#### Directions for this task
Starting at the very first line of the material and continuing through the line that contains "staticText: , — [82, 650, 88, 676]", render those lines as a numbered list, omitting any blank lines.

* START Material supplied *

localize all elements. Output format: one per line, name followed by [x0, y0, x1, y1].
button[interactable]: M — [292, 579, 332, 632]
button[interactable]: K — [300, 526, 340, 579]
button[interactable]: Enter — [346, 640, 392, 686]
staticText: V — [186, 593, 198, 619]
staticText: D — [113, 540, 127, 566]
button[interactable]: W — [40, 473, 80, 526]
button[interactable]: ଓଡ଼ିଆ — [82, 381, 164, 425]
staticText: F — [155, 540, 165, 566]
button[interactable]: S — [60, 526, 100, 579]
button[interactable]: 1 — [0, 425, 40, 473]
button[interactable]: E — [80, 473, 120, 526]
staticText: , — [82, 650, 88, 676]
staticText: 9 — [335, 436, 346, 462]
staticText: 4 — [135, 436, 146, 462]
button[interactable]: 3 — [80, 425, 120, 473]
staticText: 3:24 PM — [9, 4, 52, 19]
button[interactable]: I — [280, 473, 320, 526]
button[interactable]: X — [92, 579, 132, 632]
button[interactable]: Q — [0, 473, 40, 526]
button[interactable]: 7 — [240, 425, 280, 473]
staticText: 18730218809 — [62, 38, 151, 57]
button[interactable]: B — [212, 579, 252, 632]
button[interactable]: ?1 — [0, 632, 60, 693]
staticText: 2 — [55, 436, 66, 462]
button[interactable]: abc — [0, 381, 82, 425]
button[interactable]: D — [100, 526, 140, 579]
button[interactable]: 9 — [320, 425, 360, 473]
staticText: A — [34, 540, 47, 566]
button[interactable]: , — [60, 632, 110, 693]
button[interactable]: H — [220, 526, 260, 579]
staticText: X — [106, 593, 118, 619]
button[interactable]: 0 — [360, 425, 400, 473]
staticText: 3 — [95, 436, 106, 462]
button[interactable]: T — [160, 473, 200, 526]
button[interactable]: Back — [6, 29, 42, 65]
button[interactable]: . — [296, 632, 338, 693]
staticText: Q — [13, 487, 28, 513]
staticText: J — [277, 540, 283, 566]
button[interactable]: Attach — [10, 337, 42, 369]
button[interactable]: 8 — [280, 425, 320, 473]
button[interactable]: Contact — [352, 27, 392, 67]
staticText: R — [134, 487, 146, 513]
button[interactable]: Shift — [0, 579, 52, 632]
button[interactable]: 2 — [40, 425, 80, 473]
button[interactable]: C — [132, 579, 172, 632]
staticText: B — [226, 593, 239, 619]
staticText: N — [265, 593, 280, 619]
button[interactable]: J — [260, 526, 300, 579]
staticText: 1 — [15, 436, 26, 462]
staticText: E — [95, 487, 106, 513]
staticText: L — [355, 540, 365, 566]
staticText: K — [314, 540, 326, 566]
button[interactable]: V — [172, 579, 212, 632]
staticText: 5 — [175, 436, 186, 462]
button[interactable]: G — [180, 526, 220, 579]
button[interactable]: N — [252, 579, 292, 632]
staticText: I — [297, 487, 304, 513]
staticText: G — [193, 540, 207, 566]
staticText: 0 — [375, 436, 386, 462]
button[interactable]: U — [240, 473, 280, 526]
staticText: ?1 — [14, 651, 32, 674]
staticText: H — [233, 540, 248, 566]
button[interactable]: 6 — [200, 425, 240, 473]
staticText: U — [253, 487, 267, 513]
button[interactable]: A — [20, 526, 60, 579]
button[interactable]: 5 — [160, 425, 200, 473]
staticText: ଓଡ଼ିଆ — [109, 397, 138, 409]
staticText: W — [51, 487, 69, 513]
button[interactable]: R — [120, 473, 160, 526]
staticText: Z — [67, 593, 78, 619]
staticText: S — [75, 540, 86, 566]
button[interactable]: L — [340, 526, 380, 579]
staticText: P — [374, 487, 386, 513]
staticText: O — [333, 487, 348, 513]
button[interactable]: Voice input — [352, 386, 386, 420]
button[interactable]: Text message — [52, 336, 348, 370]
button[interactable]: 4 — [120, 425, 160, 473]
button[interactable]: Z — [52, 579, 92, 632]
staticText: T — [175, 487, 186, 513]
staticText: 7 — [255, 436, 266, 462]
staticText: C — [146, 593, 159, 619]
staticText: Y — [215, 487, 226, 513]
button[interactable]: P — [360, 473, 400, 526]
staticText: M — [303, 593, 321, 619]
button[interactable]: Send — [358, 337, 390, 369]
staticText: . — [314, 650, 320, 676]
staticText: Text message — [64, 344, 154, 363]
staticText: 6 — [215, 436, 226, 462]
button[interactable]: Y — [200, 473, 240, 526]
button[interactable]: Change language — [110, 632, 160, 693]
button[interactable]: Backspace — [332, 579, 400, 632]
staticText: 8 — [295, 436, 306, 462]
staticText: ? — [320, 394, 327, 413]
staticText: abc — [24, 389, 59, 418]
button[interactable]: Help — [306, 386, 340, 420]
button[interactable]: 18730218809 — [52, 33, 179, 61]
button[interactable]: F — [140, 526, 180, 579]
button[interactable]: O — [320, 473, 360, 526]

* END Material supplied *

#### Reply to the exercise
1. localize all elements. Output format: one per line, name followed by [x0, y0, x1, y1].
2. button[interactable]: M — [292, 579, 332, 632]
3. button[interactable]: K — [300, 526, 340, 579]
4. button[interactable]: Enter — [346, 640, 392, 686]
5. staticText: V — [186, 593, 198, 619]
6. staticText: D — [113, 540, 127, 566]
7. button[interactable]: W — [40, 473, 80, 526]
8. button[interactable]: ଓଡ଼ିଆ — [82, 381, 164, 425]
9. staticText: F — [155, 540, 165, 566]
10. button[interactable]: S — [60, 526, 100, 579]
11. button[interactable]: 1 — [0, 425, 40, 473]
12. button[interactable]: E — [80, 473, 120, 526]
13. staticText: , — [82, 650, 88, 676]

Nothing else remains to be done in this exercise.